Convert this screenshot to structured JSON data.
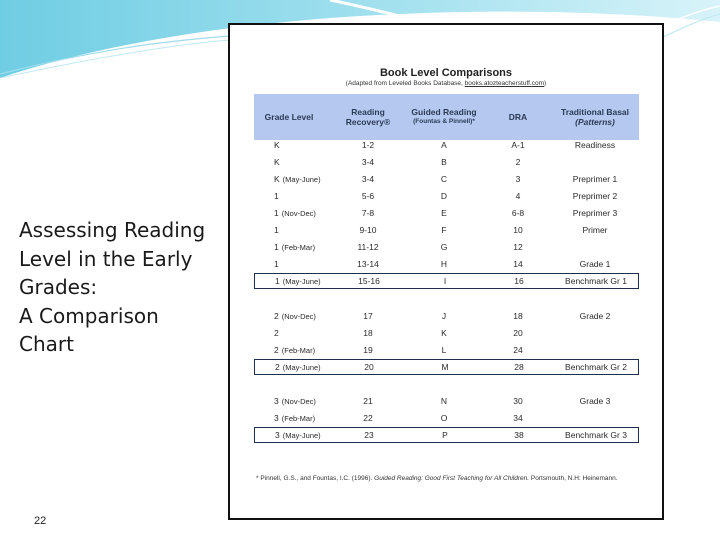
{
  "slide": {
    "title_lines": [
      "Assessing Reading",
      "Level in the Early",
      "Grades:",
      "A Comparison",
      "Chart"
    ],
    "page_number": "22"
  },
  "doc": {
    "title": "Book Level Comparisons",
    "subtitle_prefix": "(Adapted from Leveled Books Database,",
    "subtitle_link": "books.atozteacherstuff.com",
    "subtitle_suffix": ")",
    "headers": {
      "grade": "Grade Level",
      "rr": "Reading Recovery®",
      "gr": "Guided Reading",
      "gr_sub": "(Fountas & Pinnell)*",
      "dra": "DRA",
      "basal": "Traditional Basal",
      "basal_sub": "(Patterns)"
    },
    "rows": [
      {
        "grade": "K",
        "sub": "",
        "rr": "1-2",
        "gr": "A",
        "dra": "A-1",
        "basal": "Readiness",
        "boxed": false
      },
      {
        "grade": "K",
        "sub": "",
        "rr": "3-4",
        "gr": "B",
        "dra": "2",
        "basal": "",
        "boxed": false
      },
      {
        "grade": "K",
        "sub": "(May-June)",
        "rr": "3-4",
        "gr": "C",
        "dra": "3",
        "basal": "Preprimer 1",
        "boxed": false
      },
      {
        "grade": "1",
        "sub": "",
        "rr": "5-6",
        "gr": "D",
        "dra": "4",
        "basal": "Preprimer 2",
        "boxed": false
      },
      {
        "grade": "1",
        "sub": "(Nov-Dec)",
        "rr": "7-8",
        "gr": "E",
        "dra": "6-8",
        "basal": "Preprimer 3",
        "boxed": false
      },
      {
        "grade": "1",
        "sub": "",
        "rr": "9-10",
        "gr": "F",
        "dra": "10",
        "basal": "Primer",
        "boxed": false
      },
      {
        "grade": "1",
        "sub": "(Feb-Mar)",
        "rr": "11-12",
        "gr": "G",
        "dra": "12",
        "basal": "",
        "boxed": false
      },
      {
        "grade": "1",
        "sub": "",
        "rr": "13-14",
        "gr": "H",
        "dra": "14",
        "basal": "Grade 1",
        "boxed": false
      },
      {
        "grade": "1",
        "sub": "(May-June)",
        "rr": "15-16",
        "gr": "I",
        "dra": "16",
        "basal": "Benchmark Gr 1",
        "boxed": true
      },
      {
        "grade": "2",
        "sub": "(Nov-Dec)",
        "rr": "17",
        "gr": "J",
        "dra": "18",
        "basal": "Grade 2",
        "boxed": false
      },
      {
        "grade": "2",
        "sub": "",
        "rr": "18",
        "gr": "K",
        "dra": "20",
        "basal": "",
        "boxed": false
      },
      {
        "grade": "2",
        "sub": "(Feb-Mar)",
        "rr": "19",
        "gr": "L",
        "dra": "24",
        "basal": "",
        "boxed": false
      },
      {
        "grade": "2",
        "sub": "(May-June)",
        "rr": "20",
        "gr": "M",
        "dra": "28",
        "basal": "Benchmark Gr 2",
        "boxed": true
      },
      {
        "grade": "3",
        "sub": "(Nov-Dec)",
        "rr": "21",
        "gr": "N",
        "dra": "30",
        "basal": "Grade 3",
        "boxed": false
      },
      {
        "grade": "3",
        "sub": "(Feb-Mar)",
        "rr": "22",
        "gr": "O",
        "dra": "34",
        "basal": "",
        "boxed": false
      },
      {
        "grade": "3",
        "sub": "(May-June)",
        "rr": "23",
        "gr": "P",
        "dra": "38",
        "basal": "Benchmark Gr 3",
        "boxed": true
      }
    ],
    "footnote_authors": "* Pinnell, G.S., and Fountas, I.C. (1996).",
    "footnote_book": "Guided Reading: Good First Teaching for All Children.",
    "footnote_rest": "Portsmouth, N.H: Heinemann."
  },
  "colors": {
    "header_fill": "#b5c8f0",
    "box_border": "#1c2f4d",
    "deco_teal": "#7fd3e6"
  }
}
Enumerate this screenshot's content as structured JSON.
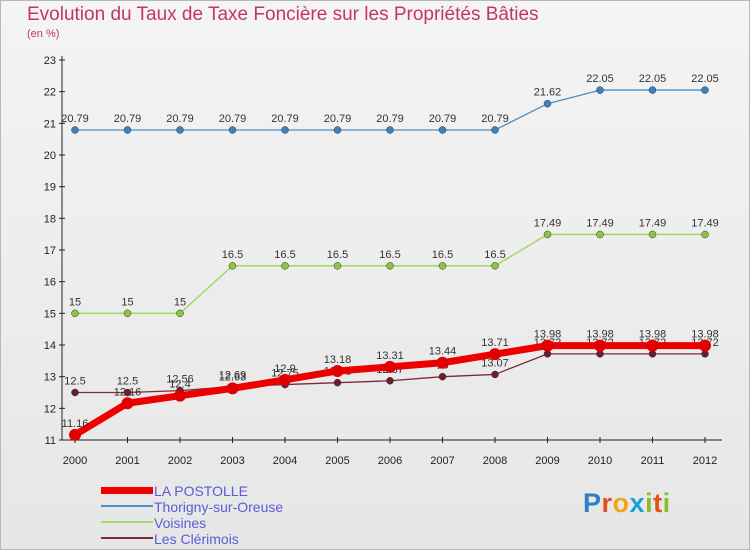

=======

STATED EXERCISE >>
List each line of the records that holds the string "Pinnell".

WORKED ANSWER >>
      "gr_sub": "(Fountas & Pinnell)*",
    "footnote_authors": "* Pinnell, G.S., and Fountas, I.C. (1996).",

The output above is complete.